Supplied data.
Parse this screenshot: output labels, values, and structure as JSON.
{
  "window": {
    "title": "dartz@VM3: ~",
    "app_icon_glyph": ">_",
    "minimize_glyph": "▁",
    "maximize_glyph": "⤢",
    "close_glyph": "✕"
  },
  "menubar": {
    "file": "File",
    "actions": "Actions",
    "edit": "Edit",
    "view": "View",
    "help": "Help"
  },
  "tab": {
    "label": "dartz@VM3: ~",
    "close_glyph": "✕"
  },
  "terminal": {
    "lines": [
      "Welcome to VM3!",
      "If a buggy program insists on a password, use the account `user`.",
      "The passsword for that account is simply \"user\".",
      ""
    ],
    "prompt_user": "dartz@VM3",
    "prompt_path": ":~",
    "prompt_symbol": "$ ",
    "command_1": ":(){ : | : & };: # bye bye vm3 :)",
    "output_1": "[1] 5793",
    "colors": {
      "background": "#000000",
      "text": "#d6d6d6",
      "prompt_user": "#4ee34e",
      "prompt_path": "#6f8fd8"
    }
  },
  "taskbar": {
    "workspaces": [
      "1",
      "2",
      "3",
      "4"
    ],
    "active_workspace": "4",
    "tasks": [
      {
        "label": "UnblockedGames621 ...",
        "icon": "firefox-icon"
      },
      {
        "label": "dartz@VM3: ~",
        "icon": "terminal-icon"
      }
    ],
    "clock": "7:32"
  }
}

==

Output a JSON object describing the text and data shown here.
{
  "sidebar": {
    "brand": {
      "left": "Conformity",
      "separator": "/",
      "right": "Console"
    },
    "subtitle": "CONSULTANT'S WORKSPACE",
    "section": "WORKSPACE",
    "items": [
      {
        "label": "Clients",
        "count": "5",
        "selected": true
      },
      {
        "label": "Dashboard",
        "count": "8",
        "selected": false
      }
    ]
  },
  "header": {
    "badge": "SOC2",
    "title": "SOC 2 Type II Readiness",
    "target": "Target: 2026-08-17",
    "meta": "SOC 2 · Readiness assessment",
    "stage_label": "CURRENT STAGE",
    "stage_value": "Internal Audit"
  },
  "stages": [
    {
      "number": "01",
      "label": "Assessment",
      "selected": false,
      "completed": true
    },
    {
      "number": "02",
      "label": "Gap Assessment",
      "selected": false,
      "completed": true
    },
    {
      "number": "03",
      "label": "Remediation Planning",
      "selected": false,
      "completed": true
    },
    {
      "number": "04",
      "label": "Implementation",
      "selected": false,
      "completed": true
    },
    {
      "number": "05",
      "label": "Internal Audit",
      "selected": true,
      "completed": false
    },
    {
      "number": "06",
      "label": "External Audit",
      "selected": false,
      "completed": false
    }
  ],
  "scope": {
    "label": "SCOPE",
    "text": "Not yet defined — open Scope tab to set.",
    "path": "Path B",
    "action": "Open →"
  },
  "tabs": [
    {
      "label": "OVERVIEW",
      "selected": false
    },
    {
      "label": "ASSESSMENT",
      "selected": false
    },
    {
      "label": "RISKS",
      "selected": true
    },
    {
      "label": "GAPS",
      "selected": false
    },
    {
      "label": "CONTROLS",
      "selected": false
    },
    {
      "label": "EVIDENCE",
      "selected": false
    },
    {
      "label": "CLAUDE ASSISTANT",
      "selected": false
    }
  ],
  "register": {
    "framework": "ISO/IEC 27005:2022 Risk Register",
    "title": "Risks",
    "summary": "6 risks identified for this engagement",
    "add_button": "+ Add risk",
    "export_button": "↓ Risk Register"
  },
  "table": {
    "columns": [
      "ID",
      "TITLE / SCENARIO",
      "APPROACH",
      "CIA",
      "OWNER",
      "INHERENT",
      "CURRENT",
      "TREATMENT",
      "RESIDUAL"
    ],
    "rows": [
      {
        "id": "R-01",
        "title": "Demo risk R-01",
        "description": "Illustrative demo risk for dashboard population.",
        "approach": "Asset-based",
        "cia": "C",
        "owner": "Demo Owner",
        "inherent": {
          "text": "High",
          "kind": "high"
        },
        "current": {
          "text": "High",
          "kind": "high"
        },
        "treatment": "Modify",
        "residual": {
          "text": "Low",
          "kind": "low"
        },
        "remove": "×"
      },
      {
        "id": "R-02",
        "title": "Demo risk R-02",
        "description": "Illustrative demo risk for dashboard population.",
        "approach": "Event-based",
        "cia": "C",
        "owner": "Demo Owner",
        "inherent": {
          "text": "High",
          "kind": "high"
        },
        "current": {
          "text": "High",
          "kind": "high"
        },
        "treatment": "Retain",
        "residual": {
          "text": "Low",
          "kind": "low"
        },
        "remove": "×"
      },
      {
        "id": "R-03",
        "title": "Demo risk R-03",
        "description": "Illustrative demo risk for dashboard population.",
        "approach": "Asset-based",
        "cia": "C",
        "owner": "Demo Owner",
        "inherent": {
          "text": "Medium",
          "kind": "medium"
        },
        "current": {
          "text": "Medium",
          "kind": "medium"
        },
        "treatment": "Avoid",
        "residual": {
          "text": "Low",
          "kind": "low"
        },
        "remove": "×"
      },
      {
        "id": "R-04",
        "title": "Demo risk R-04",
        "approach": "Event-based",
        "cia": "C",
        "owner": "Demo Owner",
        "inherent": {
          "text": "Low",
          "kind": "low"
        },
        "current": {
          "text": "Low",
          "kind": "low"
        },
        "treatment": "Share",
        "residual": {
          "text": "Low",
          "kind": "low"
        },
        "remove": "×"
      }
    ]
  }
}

--

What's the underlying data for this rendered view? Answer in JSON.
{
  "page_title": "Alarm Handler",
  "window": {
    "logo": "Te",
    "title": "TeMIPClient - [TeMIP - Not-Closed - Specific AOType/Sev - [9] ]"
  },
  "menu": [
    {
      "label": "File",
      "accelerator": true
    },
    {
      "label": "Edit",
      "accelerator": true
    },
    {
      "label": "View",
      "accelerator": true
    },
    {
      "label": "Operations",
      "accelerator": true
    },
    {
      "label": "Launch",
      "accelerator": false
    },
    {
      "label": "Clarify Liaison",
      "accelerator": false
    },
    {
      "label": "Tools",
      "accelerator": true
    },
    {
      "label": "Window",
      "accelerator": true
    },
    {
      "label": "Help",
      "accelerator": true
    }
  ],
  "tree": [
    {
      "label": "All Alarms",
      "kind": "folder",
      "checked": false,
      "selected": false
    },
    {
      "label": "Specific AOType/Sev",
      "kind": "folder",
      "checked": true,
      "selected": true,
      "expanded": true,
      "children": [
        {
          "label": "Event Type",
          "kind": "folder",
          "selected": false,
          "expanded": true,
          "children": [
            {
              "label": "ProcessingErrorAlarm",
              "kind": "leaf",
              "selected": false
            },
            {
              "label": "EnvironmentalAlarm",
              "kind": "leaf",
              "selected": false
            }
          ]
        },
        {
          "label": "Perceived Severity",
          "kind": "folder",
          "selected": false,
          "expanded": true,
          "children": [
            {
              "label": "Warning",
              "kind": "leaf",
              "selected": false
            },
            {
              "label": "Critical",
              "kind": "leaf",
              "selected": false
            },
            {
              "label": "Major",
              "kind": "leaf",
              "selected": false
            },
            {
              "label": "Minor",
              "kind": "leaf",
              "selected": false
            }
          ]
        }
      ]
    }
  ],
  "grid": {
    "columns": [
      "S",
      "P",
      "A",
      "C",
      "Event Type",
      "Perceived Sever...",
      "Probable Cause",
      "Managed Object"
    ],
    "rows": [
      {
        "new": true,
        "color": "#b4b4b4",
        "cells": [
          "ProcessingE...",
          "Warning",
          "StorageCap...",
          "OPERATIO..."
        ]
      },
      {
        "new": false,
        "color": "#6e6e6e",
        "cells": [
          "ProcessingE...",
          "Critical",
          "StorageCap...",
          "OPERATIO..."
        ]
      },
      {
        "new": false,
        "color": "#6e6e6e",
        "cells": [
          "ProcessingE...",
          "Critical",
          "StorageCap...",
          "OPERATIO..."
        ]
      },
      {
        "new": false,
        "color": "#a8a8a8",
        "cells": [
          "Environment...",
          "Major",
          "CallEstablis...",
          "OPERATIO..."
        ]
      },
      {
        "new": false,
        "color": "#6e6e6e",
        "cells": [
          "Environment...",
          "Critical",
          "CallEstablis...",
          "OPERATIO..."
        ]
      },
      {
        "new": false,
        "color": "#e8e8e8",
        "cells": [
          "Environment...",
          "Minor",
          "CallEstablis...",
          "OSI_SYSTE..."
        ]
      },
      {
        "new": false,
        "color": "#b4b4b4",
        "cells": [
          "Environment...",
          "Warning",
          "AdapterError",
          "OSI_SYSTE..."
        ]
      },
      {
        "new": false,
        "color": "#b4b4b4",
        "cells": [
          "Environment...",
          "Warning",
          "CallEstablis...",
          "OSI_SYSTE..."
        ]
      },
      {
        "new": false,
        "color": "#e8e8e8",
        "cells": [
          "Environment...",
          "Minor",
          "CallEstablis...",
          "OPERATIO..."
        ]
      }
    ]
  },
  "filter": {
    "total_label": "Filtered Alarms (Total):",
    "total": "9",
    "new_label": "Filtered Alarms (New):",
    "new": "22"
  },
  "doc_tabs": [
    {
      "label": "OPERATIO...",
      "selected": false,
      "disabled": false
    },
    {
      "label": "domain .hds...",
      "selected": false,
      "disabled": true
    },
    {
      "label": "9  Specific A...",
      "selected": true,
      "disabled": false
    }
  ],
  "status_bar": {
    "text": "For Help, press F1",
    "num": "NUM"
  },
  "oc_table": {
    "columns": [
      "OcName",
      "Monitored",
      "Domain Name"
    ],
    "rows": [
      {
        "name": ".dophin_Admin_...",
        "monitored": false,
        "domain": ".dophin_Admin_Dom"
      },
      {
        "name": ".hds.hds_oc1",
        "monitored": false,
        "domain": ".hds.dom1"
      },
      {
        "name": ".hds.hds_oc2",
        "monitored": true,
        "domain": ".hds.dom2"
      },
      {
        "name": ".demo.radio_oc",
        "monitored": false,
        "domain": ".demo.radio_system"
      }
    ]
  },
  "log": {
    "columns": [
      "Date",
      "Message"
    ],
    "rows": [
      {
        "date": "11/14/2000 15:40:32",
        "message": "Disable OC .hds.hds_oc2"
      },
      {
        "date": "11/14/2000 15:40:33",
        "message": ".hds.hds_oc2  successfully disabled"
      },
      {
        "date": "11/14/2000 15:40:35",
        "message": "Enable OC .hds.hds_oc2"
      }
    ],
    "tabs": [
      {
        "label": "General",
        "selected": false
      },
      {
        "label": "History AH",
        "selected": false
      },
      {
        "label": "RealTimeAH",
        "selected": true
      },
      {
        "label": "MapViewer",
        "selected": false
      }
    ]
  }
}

Direction.
Copy every line that includes the string "this" from the material above.

The result.
Parse this screenshot: output labels, values, and structure as JSON.
    "summary": "6 risks identified for this engagement",
What's the underlying data for this rendered view? Answer in JSON.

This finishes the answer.